● Problem requirements:
Give every entry again, unchanged, and leave its images out.

● Information shown:
--------------------------------

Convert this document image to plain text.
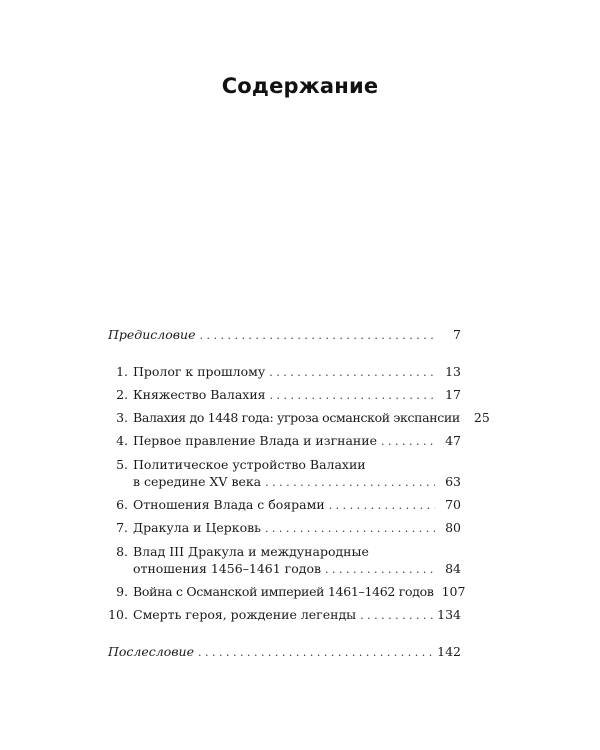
Содержание
Предисловие . . .	7
1. Пролог к прошлому . . .	13
2. Княжество Валахия . . .	17
3. Валахия до 1448 года: угроза османской экспансии	25
4. Первое правление Влада и изгнание . . .	47
5. Политическое устройство Валахии
в середине XV века . . .	63
6. Отношения Влада с боярами . . .	70
7. Дракула и Церковь . . .	80
8. Влад III Дракула и международные
отношения 1456–1461 годов . . .	84
9. Война с Османской империей 1461–1462 годов 107
10. Смерть героя, рождение легенды . . .	134
Послесловие . . .	142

--------------------------------

● Written reply:
Convert this document image to plain text.
Содержание
Предисловие . . .	7
1. Пролог к прошлому . . .	13
2. Княжество Валахия . . .	17
3. Валахия до 1448 года: угроза османской экспансии	25
4. Первое правление Влада и изгнание . . .	47
5. Политическое устройство Валахии
в середине XV века . . .	63
6. Отношения Влада с боярами . . .	70
7. Дракула и Церковь . . .	80
8. Влад III Дракула и международные
отношения 1456–1461 годов . . .	84
9. Война с Османской империей 1461–1462 годов 107
10. Смерть героя, рождение легенды . . .	134
Послесловие . . .	142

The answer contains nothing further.